Start

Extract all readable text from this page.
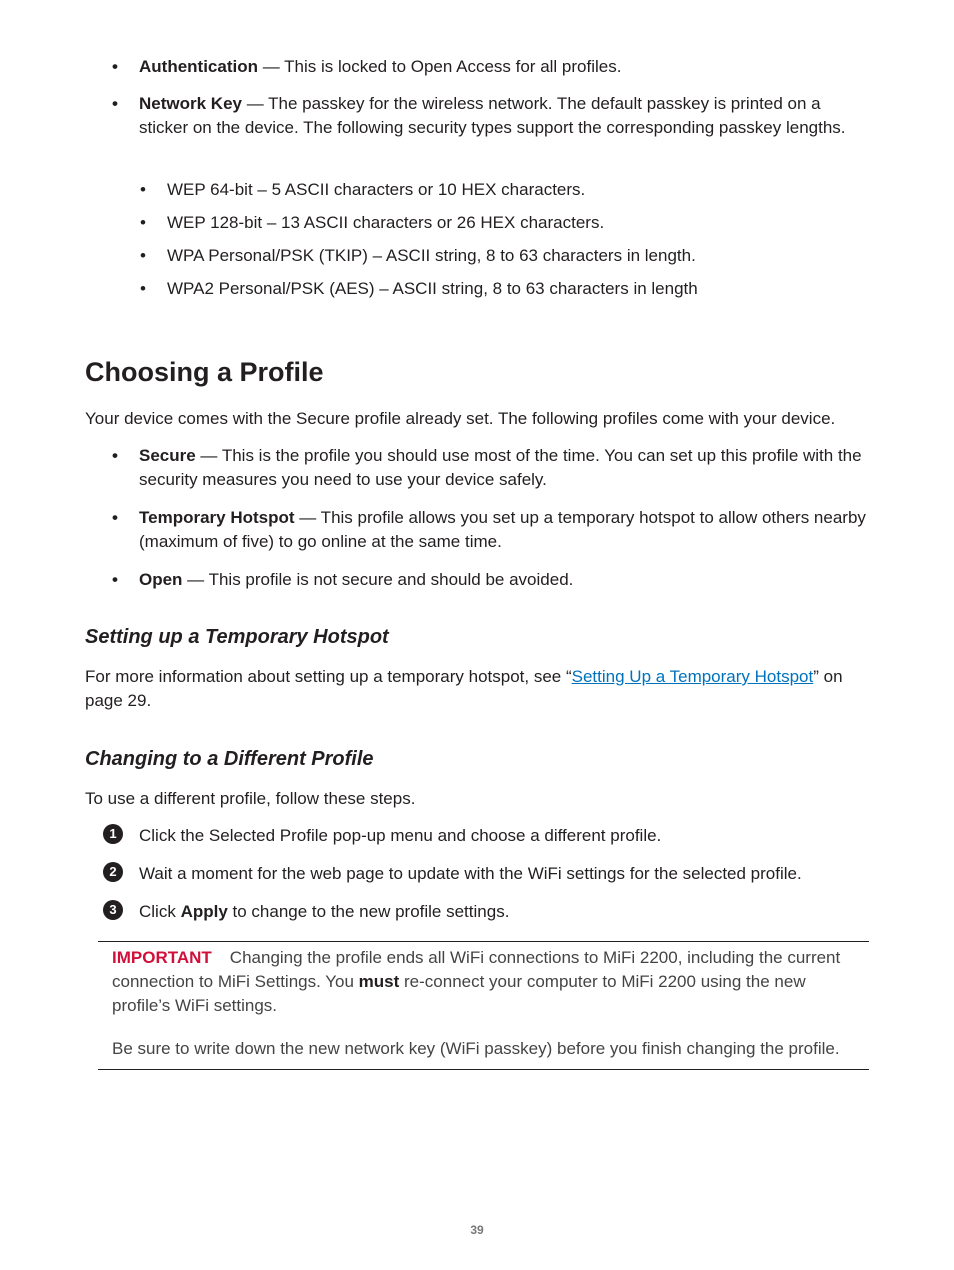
• Authentication — This is locked to Open Access for all profiles.
• Network Key — The passkey for the wireless network. The default passkey is printed on a sticker on the device. The following security types support the corresponding passkey lengths.
• WEP 64-bit – 5 ASCII characters or 10 HEX characters.
• WEP 128-bit – 13 ASCII characters or 26 HEX characters.
• WPA Personal/PSK (TKIP) – ASCII string, 8 to 63 characters in length.
• WPA2 Personal/PSK (AES) – ASCII string, 8 to 63 characters in length
Choosing a Profile
Your device comes with the Secure profile already set. The following profiles come with your device.
• Secure — This is the profile you should use most of the time. You can set up this profile with the security measures you need to use your device safely.
• Temporary Hotspot — This profile allows you set up a temporary hotspot to allow others nearby (maximum of five) to go online at the same time.
• Open — This profile is not secure and should be avoided.
Setting up a Temporary Hotspot
For more information about setting up a temporary hotspot, see “Setting Up a Temporary Hotspot” on page 29.
Changing to a Different Profile
To use a different profile, follow these steps.
1	Click the Selected Profile pop-up menu and choose a different profile.
2	Wait a moment for the web page to update with the WiFi settings for the selected profile.
3	Click Apply to change to the new profile settings.
IMPORTANT Changing the profile ends all WiFi connections to MiFi 2200, including the current connection to MiFi Settings. You must re-connect your computer to MiFi 2200 using the new profile’s WiFi settings.
Be sure to write down the new network key (WiFi passkey) before you finish changing the profile.
39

End

- To be done
Set down all the data again exactly as above, pictures excluded.

- Complete response
Extract all readable text from this page.
• Authentication — This is locked to Open Access for all profiles.
• Network Key — The passkey for the wireless network. The default passkey is printed on a sticker on the device. The following security types support the corresponding passkey lengths.
• WEP 64-bit – 5 ASCII characters or 10 HEX characters.
• WEP 128-bit – 13 ASCII characters or 26 HEX characters.
• WPA Personal/PSK (TKIP) – ASCII string, 8 to 63 characters in length.
• WPA2 Personal/PSK (AES) – ASCII string, 8 to 63 characters in length
Choosing a Profile
Your device comes with the Secure profile already set. The following profiles come with your device.
• Secure — This is the profile you should use most of the time. You can set up this profile with the security measures you need to use your device safely.
• Temporary Hotspot — This profile allows you set up a temporary hotspot to allow others nearby (maximum of five) to go online at the same time.
• Open — This profile is not secure and should be avoided.
Setting up a Temporary Hotspot
For more information about setting up a temporary hotspot, see “Setting Up a Temporary Hotspot” on page 29.
Changing to a Different Profile
To use a different profile, follow these steps.
1	Click the Selected Profile pop-up menu and choose a different profile.
2	Wait a moment for the web page to update with the WiFi settings for the selected profile.
3	Click Apply to change to the new profile settings.
IMPORTANT Changing the profile ends all WiFi connections to MiFi 2200, including the current connection to MiFi Settings. You must re-connect your computer to MiFi 2200 using the new profile’s WiFi settings.
Be sure to write down the new network key (WiFi passkey) before you finish changing the profile.
39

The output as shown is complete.